> **Task objective**
Retype all material exactly. Pictures stay out of the copy.

━━ Material provided ━━

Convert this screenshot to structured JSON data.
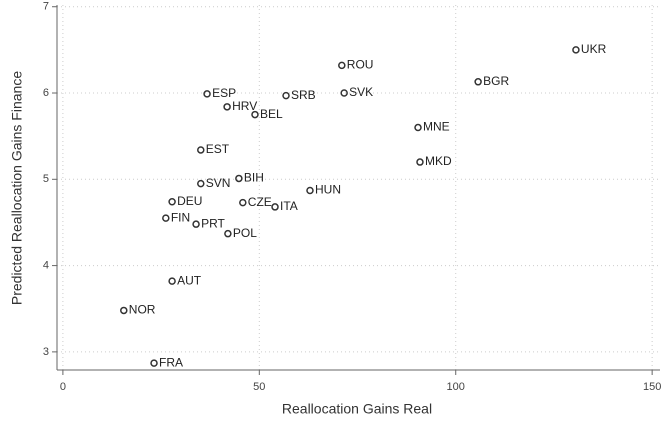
{
  "chart_data": {
    "type": "scatter",
    "x_label": "Reallocation Gains Real",
    "y_label": "Predicted Reallocation Gains Finance",
    "labels": [
      "UKR",
      "BGR",
      "ROU",
      "SVK",
      "SRB",
      "ESP",
      "HRV",
      "BEL",
      "MNE",
      "EST",
      "MKD",
      "BIH",
      "SVN",
      "HUN",
      "DEU",
      "CZE",
      "ITA",
      "FIN",
      "PRT",
      "POL",
      "AUT",
      "NOR",
      "FRA"
    ],
    "x": [
      130.6,
      105.7,
      71.0,
      71.6,
      56.8,
      36.7,
      41.8,
      48.9,
      90.4,
      35.1,
      90.9,
      44.8,
      35.1,
      62.9,
      27.8,
      45.8,
      54.0,
      26.2,
      33.9,
      42.0,
      27.8,
      15.5,
      23.2
    ],
    "values": [
      6.5,
      6.13,
      6.32,
      6.0,
      5.97,
      5.99,
      5.84,
      5.75,
      5.6,
      5.34,
      5.2,
      5.01,
      4.95,
      4.87,
      4.74,
      4.73,
      4.68,
      4.55,
      4.48,
      4.37,
      3.82,
      3.48,
      2.87
    ],
    "color": "#333333",
    "xlim": [
      -1.5,
      152
    ],
    "xticks": [
      0,
      50,
      100,
      150
    ],
    "ylim": [
      2.79,
      7.02
    ],
    "yticks": [
      3,
      4,
      5,
      6,
      7
    ],
    "grid": true
  }
}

━━━

> **Exercise result**
Convert this screenshot to structured JSON data.
{
  "chart_data": {
    "type": "scatter",
    "x_label": "Reallocation Gains Real",
    "y_label": "Predicted Reallocation Gains Finance",
    "labels": [
      "UKR",
      "BGR",
      "ROU",
      "SVK",
      "SRB",
      "ESP",
      "HRV",
      "BEL",
      "MNE",
      "EST",
      "MKD",
      "BIH",
      "SVN",
      "HUN",
      "DEU",
      "CZE",
      "ITA",
      "FIN",
      "PRT",
      "POL",
      "AUT",
      "NOR",
      "FRA"
    ],
    "x": [
      130.6,
      105.7,
      71.0,
      71.6,
      56.8,
      36.7,
      41.8,
      48.9,
      90.4,
      35.1,
      90.9,
      44.8,
      35.1,
      62.9,
      27.8,
      45.8,
      54.0,
      26.2,
      33.9,
      42.0,
      27.8,
      15.5,
      23.2
    ],
    "values": [
      6.5,
      6.13,
      6.32,
      6.0,
      5.97,
      5.99,
      5.84,
      5.75,
      5.6,
      5.34,
      5.2,
      5.01,
      4.95,
      4.87,
      4.74,
      4.73,
      4.68,
      4.55,
      4.48,
      4.37,
      3.82,
      3.48,
      2.87
    ],
    "color": "#333333",
    "xlim": [
      -1.5,
      152
    ],
    "xticks": [
      0,
      50,
      100,
      150
    ],
    "ylim": [
      2.79,
      7.02
    ],
    "yticks": [
      3,
      4,
      5,
      6,
      7
    ],
    "grid": true
  }
}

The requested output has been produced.